Write every line out verbatim and omit the pictures.

• • • • •

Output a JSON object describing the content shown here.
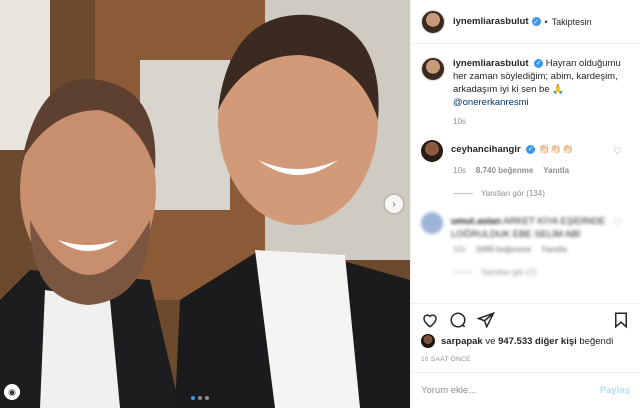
{
  "header": {
    "username": "iynemliarasbulut",
    "separator": "•",
    "follow_status": "Takiptesin"
  },
  "caption": {
    "username": "iynemliarasbulut",
    "text": "Hayran olduğumu her zaman söylediğim; abim, kardeşim, arkadaşım iyi ki sen be 🙏",
    "mention": "@onererkanresmi",
    "time": "10s"
  },
  "comments": [
    {
      "username": "ceyhancihangir",
      "text": "👏🏻👏🏻👏🏻",
      "time": "10s",
      "likes": "8.740 beğenme",
      "reply": "Yanıtla",
      "view_replies": "Yanıtları gör (134)"
    },
    {
      "username": "umut.aslan",
      "text": "ARKET KİYA EŞİDİNDE LOĞRULDUK EBE SELİM ABİ",
      "time": "10s",
      "likes": "1699 beğenme",
      "reply": "Yanıtla",
      "view_replies": "Yanıtları gör (7)"
    }
  ],
  "likes": {
    "user": "sarpapak",
    "connector": "ve",
    "count": "947.533 diğer kişi",
    "suffix": "beğendi"
  },
  "timestamp": "10 SAAT ÖNCE",
  "add_comment": {
    "placeholder": "Yorum ekle...",
    "post_label": "Paylaş"
  },
  "colors": {
    "verified": "#3897f0",
    "link": "#00376b",
    "muted": "#8e8e8e",
    "post_disabled": "#b2dffc"
  },
  "icons": [
    "verified-icon",
    "heart-icon",
    "comment-icon",
    "share-icon",
    "bookmark-icon",
    "chevron-right-icon",
    "praying-hands-emoji",
    "clapping-hands-emoji"
  ]
}
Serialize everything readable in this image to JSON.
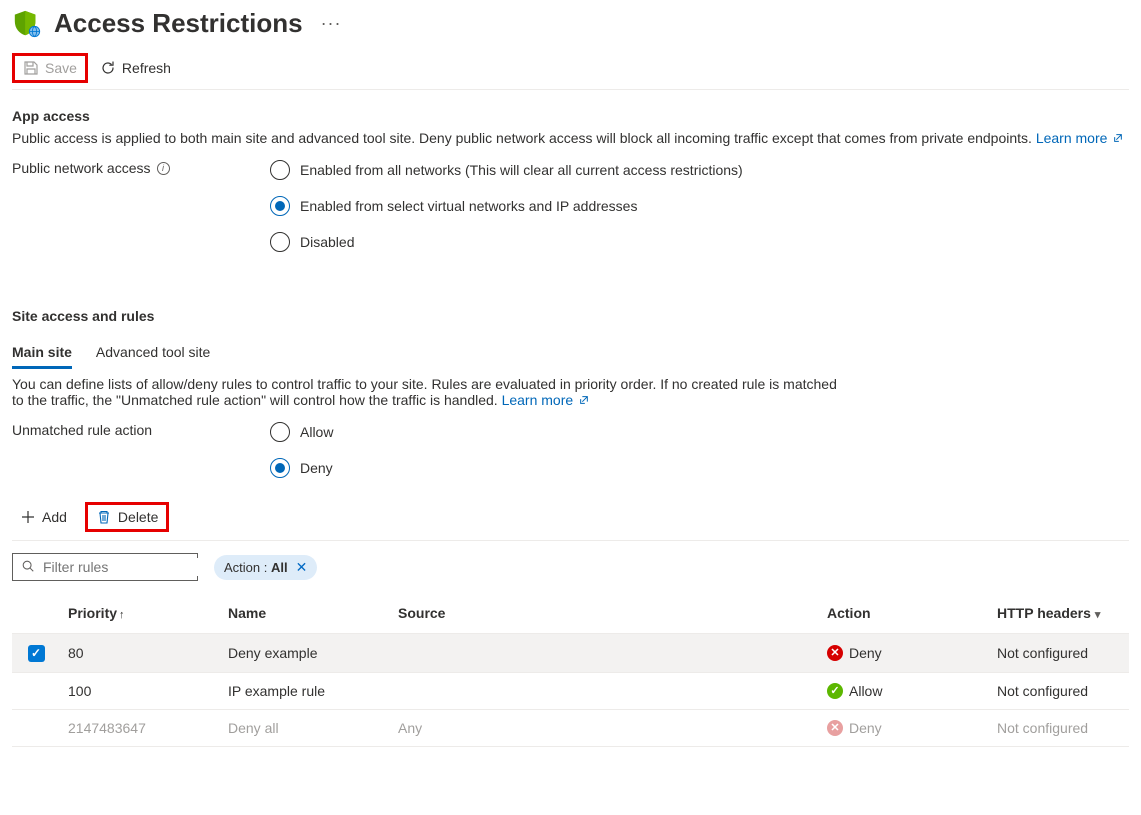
{
  "header": {
    "title": "Access Restrictions"
  },
  "toolbar": {
    "save_label": "Save",
    "refresh_label": "Refresh"
  },
  "app_access": {
    "title": "App access",
    "description": "Public access is applied to both main site and advanced tool site. Deny public network access will block all incoming traffic except that comes from private endpoints.",
    "learn_more": "Learn more",
    "field_label": "Public network access",
    "options": {
      "all": "Enabled from all networks (This will clear all current access restrictions)",
      "select": "Enabled from select virtual networks and IP addresses",
      "disabled": "Disabled"
    }
  },
  "site_access": {
    "title": "Site access and rules",
    "tabs": {
      "main": "Main site",
      "advanced": "Advanced tool site"
    },
    "description": "You can define lists of allow/deny rules to control traffic to your site. Rules are evaluated in priority order. If no created rule is matched to the traffic, the \"Unmatched rule action\" will control how the traffic is handled.",
    "learn_more": "Learn more",
    "unmatched_label": "Unmatched rule action",
    "unmatched_options": {
      "allow": "Allow",
      "deny": "Deny"
    }
  },
  "rules_toolbar": {
    "add": "Add",
    "delete": "Delete"
  },
  "filter": {
    "placeholder": "Filter rules",
    "pill_label": "Action :",
    "pill_value": "All"
  },
  "table": {
    "headers": {
      "priority": "Priority",
      "name": "Name",
      "source": "Source",
      "action": "Action",
      "http": "HTTP headers"
    },
    "rows": [
      {
        "checked": true,
        "priority": "80",
        "name": "Deny example",
        "source": "",
        "action": "Deny",
        "http": "Not configured",
        "action_type": "deny"
      },
      {
        "checked": false,
        "priority": "100",
        "name": "IP example rule",
        "source": "",
        "action": "Allow",
        "http": "Not configured",
        "action_type": "allow"
      },
      {
        "checked": false,
        "priority": "2147483647",
        "name": "Deny all",
        "source": "Any",
        "action": "Deny",
        "http": "Not configured",
        "action_type": "deny",
        "muted": true
      }
    ]
  }
}
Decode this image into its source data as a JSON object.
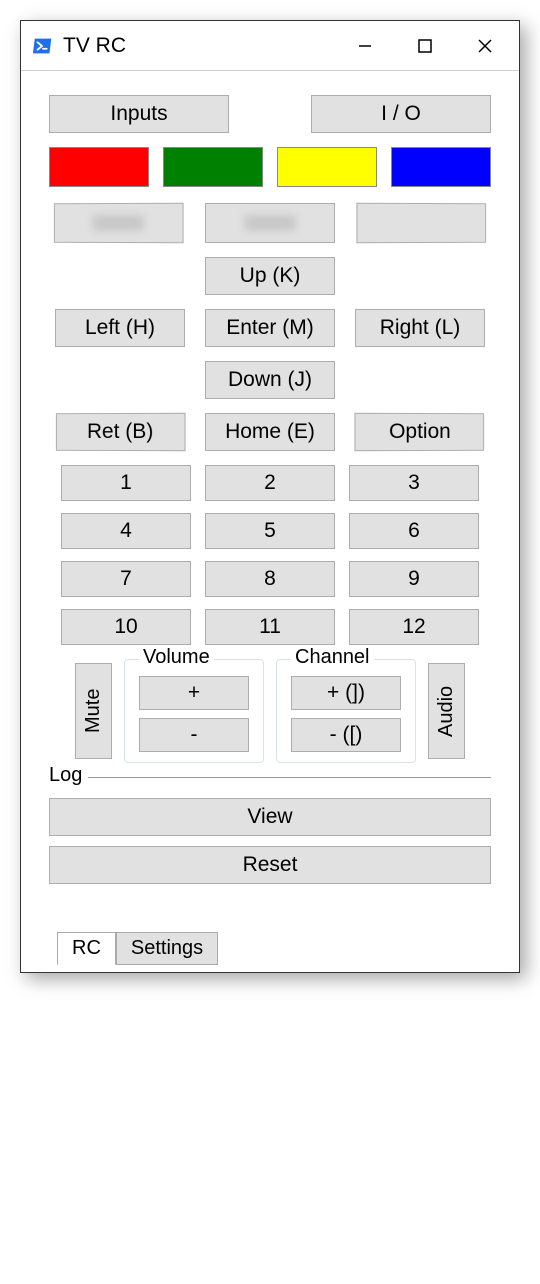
{
  "window": {
    "title": "TV RC"
  },
  "top": {
    "inputs": "Inputs",
    "io": "I / O"
  },
  "color_buttons": [
    "red",
    "green",
    "yellow",
    "blue"
  ],
  "nav": {
    "up": "Up (K)",
    "left": "Left (H)",
    "enter": "Enter (M)",
    "right": "Right (L)",
    "down": "Down (J)"
  },
  "mid": {
    "ret": "Ret (B)",
    "home": "Home (E)",
    "option": "Option"
  },
  "numbers": [
    "1",
    "2",
    "3",
    "4",
    "5",
    "6",
    "7",
    "8",
    "9",
    "10",
    "11",
    "12"
  ],
  "mute": "Mute",
  "audio": "Audio",
  "volume": {
    "label": "Volume",
    "plus": "+",
    "minus": "-"
  },
  "channel": {
    "label": "Channel",
    "plus": "+ (])",
    "minus": "- ([)"
  },
  "log": {
    "label": "Log",
    "view": "View",
    "reset": "Reset"
  },
  "tabs": {
    "rc": "RC",
    "settings": "Settings"
  }
}
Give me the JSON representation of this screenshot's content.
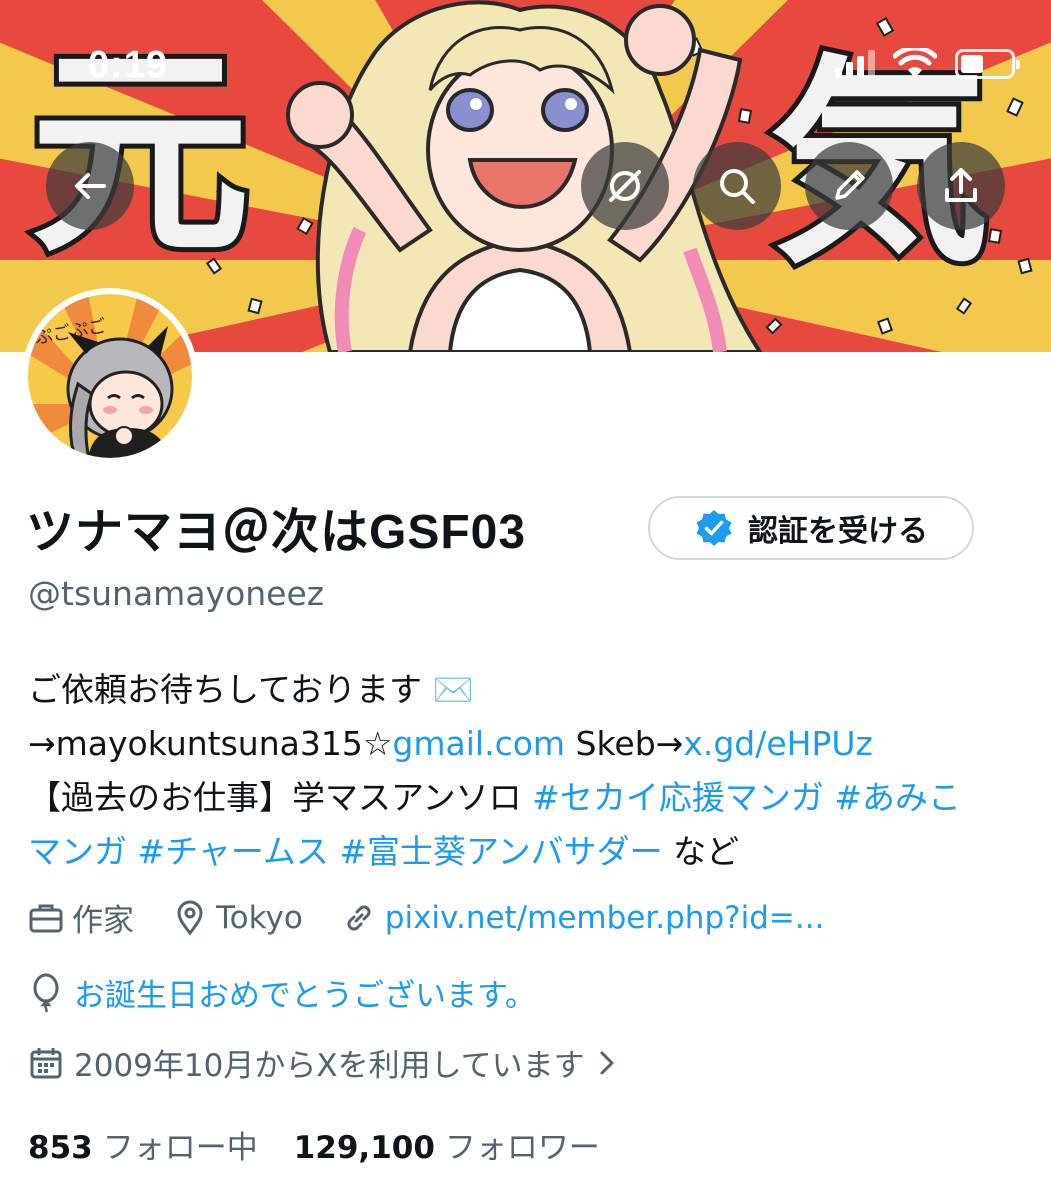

• • • • •

Solution.
Output a JSON object describing the content shown here.
{
  "header": {
    "username": "iynemliarasbulut",
    "separator": "•",
    "follow_status": "Takiptesin"
  },
  "caption": {
    "username": "iynemliarasbulut",
    "text": "Hayran olduğumu her zaman söylediğim; abim, kardeşim, arkadaşım iyi ki sen be 🙏",
    "mention": "@onererkanresmi",
    "time": "10s"
  },
  "comments": [
    {
      "username": "ceyhancihangir",
      "text": "👏🏻👏🏻👏🏻",
      "time": "10s",
      "likes": "8.740 beğenme",
      "reply": "Yanıtla",
      "view_replies": "Yanıtları gör (134)"
    },
    {
      "username": "umut.aslan",
      "text": "ARKET KİYA EŞİDİNDE LOĞRULDUK EBE SELİM ABİ",
      "time": "10s",
      "likes": "1699 beğenme",
      "reply": "Yanıtla",
      "view_replies": "Yanıtları gör (7)"
    }
  ],
  "likes": {
    "user": "sarpapak",
    "connector": "ve",
    "count": "947.533 diğer kişi",
    "suffix": "beğendi"
  },
  "timestamp": "10 SAAT ÖNCE",
  "add_comment": {
    "placeholder": "Yorum ekle...",
    "post_label": "Paylaş"
  },
  "colors": {
    "verified": "#3897f0",
    "link": "#00376b",
    "muted": "#8e8e8e",
    "post_disabled": "#b2dffc"
  },
  "icons": [
    "verified-icon",
    "heart-icon",
    "comment-icon",
    "share-icon",
    "bookmark-icon",
    "chevron-right-icon",
    "praying-hands-emoji",
    "clapping-hands-emoji"
  ]
}
Serialize everything readable in this image to JSON.
{
  "header": {
    "title": "Access Restrictions"
  },
  "toolbar": {
    "save_label": "Save",
    "refresh_label": "Refresh"
  },
  "app_access": {
    "title": "App access",
    "description": "Public access is applied to both main site and advanced tool site. Deny public network access will block all incoming traffic except that comes from private endpoints.",
    "learn_more": "Learn more",
    "field_label": "Public network access",
    "options": {
      "all": "Enabled from all networks (This will clear all current access restrictions)",
      "select": "Enabled from select virtual networks and IP addresses",
      "disabled": "Disabled"
    }
  },
  "site_access": {
    "title": "Site access and rules",
    "tabs": {
      "main": "Main site",
      "advanced": "Advanced tool site"
    },
    "description": "You can define lists of allow/deny rules to control traffic to your site. Rules are evaluated in priority order. If no created rule is matched to the traffic, the \"Unmatched rule action\" will control how the traffic is handled.",
    "learn_more": "Learn more",
    "unmatched_label": "Unmatched rule action",
    "unmatched_options": {
      "allow": "Allow",
      "deny": "Deny"
    }
  },
  "rules_toolbar": {
    "add": "Add",
    "delete": "Delete"
  },
  "filter": {
    "placeholder": "Filter rules",
    "pill_label": "Action :",
    "pill_value": "All"
  },
  "table": {
    "headers": {
      "priority": "Priority",
      "name": "Name",
      "source": "Source",
      "action": "Action",
      "http": "HTTP headers"
    },
    "rows": [
      {
        "checked": true,
        "priority": "80",
        "name": "Deny example",
        "source": "",
        "action": "Deny",
        "http": "Not configured",
        "action_type": "deny"
      },
      {
        "checked": false,
        "priority": "100",
        "name": "IP example rule",
        "source": "",
        "action": "Allow",
        "http": "Not configured",
        "action_type": "allow"
      },
      {
        "checked": false,
        "priority": "2147483647",
        "name": "Deny all",
        "source": "Any",
        "action": "Deny",
        "http": "Not configured",
        "action_type": "deny",
        "muted": true
      }
    ]
  }
}
Decode this image into its source data as a JSON object.
{
  "window": {
    "title": "TV RC"
  },
  "top": {
    "inputs": "Inputs",
    "io": "I / O"
  },
  "color_buttons": [
    "red",
    "green",
    "yellow",
    "blue"
  ],
  "nav": {
    "up": "Up (K)",
    "left": "Left (H)",
    "enter": "Enter (M)",
    "right": "Right (L)",
    "down": "Down (J)"
  },
  "mid": {
    "ret": "Ret (B)",
    "home": "Home (E)",
    "option": "Option"
  },
  "numbers": [
    "1",
    "2",
    "3",
    "4",
    "5",
    "6",
    "7",
    "8",
    "9",
    "10",
    "11",
    "12"
  ],
  "mute": "Mute",
  "audio": "Audio",
  "volume": {
    "label": "Volume",
    "plus": "+",
    "minus": "-"
  },
  "channel": {
    "label": "Channel",
    "plus": "+ (])",
    "minus": "- ([)"
  },
  "log": {
    "label": "Log",
    "view": "View",
    "reset": "Reset"
  },
  "tabs": {
    "rc": "RC",
    "settings": "Settings"
  }
}
Give me the JSON representation of this screenshot's content.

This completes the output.